— begin —

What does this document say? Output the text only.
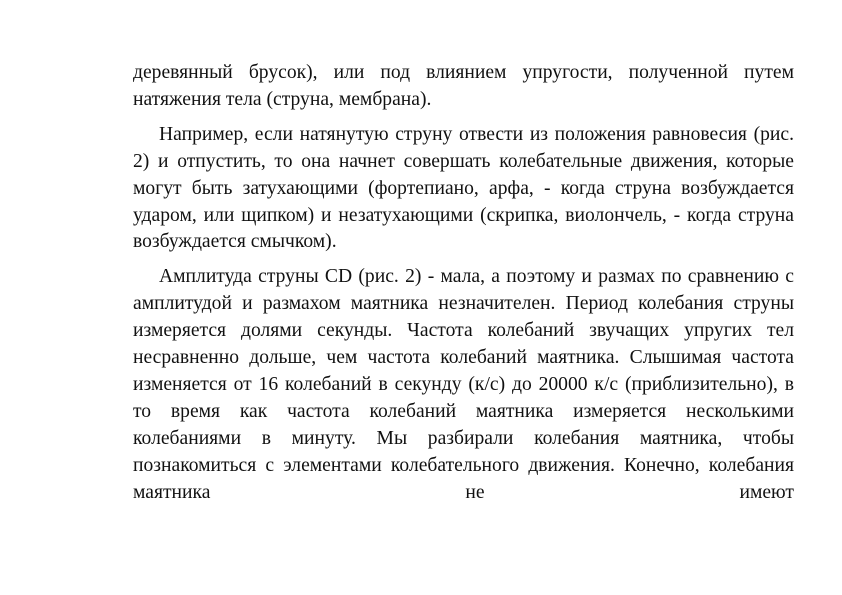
деревянный брусок), или под влиянием упругости, полученной путем натяжения тела (струна, мембрана).

Например, если натянутую струну отвести из положения равновесия (рис. 2) и отпустить, то она начнет совершать колебательные движения, которые могут быть затухающими (фортепиано, арфа, - когда струна возбуждается ударом, или щипком) и незатухающими (скрипка, виолончель, - когда струна возбуждается смычком).

Амплитуда струны CD (рис. 2) - мала, а поэтому и размах по сравнению с амплитудой и размахом маятника незначителен. Период колебания струны измеряется долями секунды. Частота колебаний звучащих упругих тел несравненно дольше, чем частота колебаний маятника. Слышимая частота изменяется от 16 колебаний в секунду (к/с) до 20000 к/с (приблизительно), в то время как частота колебаний маятника измеряется несколькими колебаниями в минуту. Мы разбирали колебания маятника, чтобы познакомиться с элементами колебательного движения. Конечно, колебания маятника не имеют
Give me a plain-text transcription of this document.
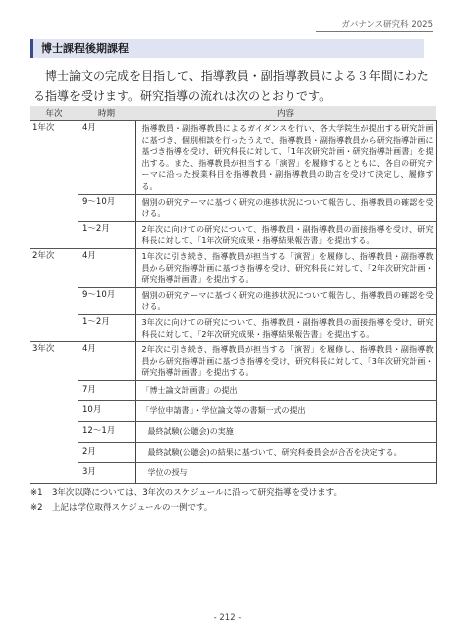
ガバナンス研究科 2025
博士課程後期課程

博士論文の完成を目指して、指導教員・副指導教員による３年間にわたる指導を受けます。研究指導の流れは次のとおりです。

年次	時期	内容
1年次	4月	指導教員・副指導教員によるガイダンスを行い、各大学院生が提出する研究計画に基づき、個別相談を行ったうえで、指導教員・副指導教員から研究指導計画に基づき指導を受け、研究科長に対して、「1年次研究計画・研究指導計画書」を提出する。また、指導教員が担当する「演習」を履修するとともに、各自の研究テーマに沿った授業科目を指導教員・副指導教員の助言を受けて決定し、履修する。
	9～10月	個別の研究テーマに基づく研究の進捗状況について報告し、指導教員の確認を受ける。
	1～2月	2年次に向けての研究について、指導教員・副指導教員の面接指導を受け、研究科長に対して、「1年次研究成果・指導結果報告書」を提出する。
2年次	4月	1年次に引き続き、指導教員が担当する「演習」を履修し、指導教員・副指導教員から研究指導計画に基づき指導を受け、研究科長に対して、「2年次研究計画・研究指導計画書」を提出する。
	9～10月	個別の研究テーマに基づく研究の進捗状況について報告し、指導教員の確認を受ける。
	1～2月	3年次に向けての研究について、指導教員・副指導教員の面接指導を受け、研究科長に対して、「2年次研究成果・指導結果報告書」を提出する。
3年次	4月	2年次に引き続き、指導教員が担当する「演習」を履修し、指導教員・副指導教員から研究指導計画に基づき指導を受け、研究科長に対して、「3年次研究計画・研究指導計画書」を提出する。
	7月	「博士論文計画書」の提出
	10月	「学位申請書」・学位論文等の書類一式の提出
	12～1月	最終試験(公聴会)の実施
	2月	最終試験(公聴会)の結果に基づいて、研究科委員会が合否を決定する。
	3月	学位の授与
※1	3年次以降については、3年次のスケジュールに沿って研究指導を受けます。
※2	上記は学位取得スケジュールの一例です。
- 212 -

— end —

**WHAT NEEDS TO BE DONE**
Restate the listing above word for word, and skip the pictures.

**EXERCISE RESPONSE**
What does this document say? Output the text only.
деревянный брусок), или под влиянием упругости, полученной путем натяжения тела (струна, мембрана).

Например, если натянутую струну отвести из положения равновесия (рис. 2) и отпустить, то она начнет совершать колебательные движения, которые могут быть затухающими (фортепиано, арфа, - когда струна возбуждается ударом, или щипком) и незатухающими (скрипка, виолончель, - когда струна возбуждается смычком).

Амплитуда струны CD (рис. 2) - мала, а поэтому и размах по сравнению с амплитудой и размахом маятника незначителен. Период колебания струны измеряется долями секунды. Частота колебаний звучащих упругих тел несравненно дольше, чем частота колебаний маятника. Слышимая частота изменяется от 16 колебаний в секунду (к/с) до 20000 к/с (приблизительно), в то время как частота колебаний маятника измеряется несколькими колебаниями в минуту. Мы разбирали колебания маятника, чтобы познакомиться с элементами колебательного движения. Конечно, колебания маятника не имеют
Give me a plain-text transcription of this document.
ガバナンス研究科 2025
博士課程後期課程

博士論文の完成を目指して、指導教員・副指導教員による３年間にわたる指導を受けます。研究指導の流れは次のとおりです。

年次	時期	内容
1年次	4月	指導教員・副指導教員によるガイダンスを行い、各大学院生が提出する研究計画に基づき、個別相談を行ったうえで、指導教員・副指導教員から研究指導計画に基づき指導を受け、研究科長に対して、「1年次研究計画・研究指導計画書」を提出する。また、指導教員が担当する「演習」を履修するとともに、各自の研究テーマに沿った授業科目を指導教員・副指導教員の助言を受けて決定し、履修する。
	9～10月	個別の研究テーマに基づく研究の進捗状況について報告し、指導教員の確認を受ける。
	1～2月	2年次に向けての研究について、指導教員・副指導教員の面接指導を受け、研究科長に対して、「1年次研究成果・指導結果報告書」を提出する。
2年次	4月	1年次に引き続き、指導教員が担当する「演習」を履修し、指導教員・副指導教員から研究指導計画に基づき指導を受け、研究科長に対して、「2年次研究計画・研究指導計画書」を提出する。
	9～10月	個別の研究テーマに基づく研究の進捗状況について報告し、指導教員の確認を受ける。
	1～2月	3年次に向けての研究について、指導教員・副指導教員の面接指導を受け、研究科長に対して、「2年次研究成果・指導結果報告書」を提出する。
3年次	4月	2年次に引き続き、指導教員が担当する「演習」を履修し、指導教員・副指導教員から研究指導計画に基づき指導を受け、研究科長に対して、「3年次研究計画・研究指導計画書」を提出する。
	7月	「博士論文計画書」の提出
	10月	「学位申請書」・学位論文等の書類一式の提出
	12～1月	最終試験(公聴会)の実施
	2月	最終試験(公聴会)の結果に基づいて、研究科委員会が合否を決定する。
	3月	学位の授与
※1	3年次以降については、3年次のスケジュールに沿って研究指導を受けます。
※2	上記は学位取得スケジュールの一例です。
- 212 -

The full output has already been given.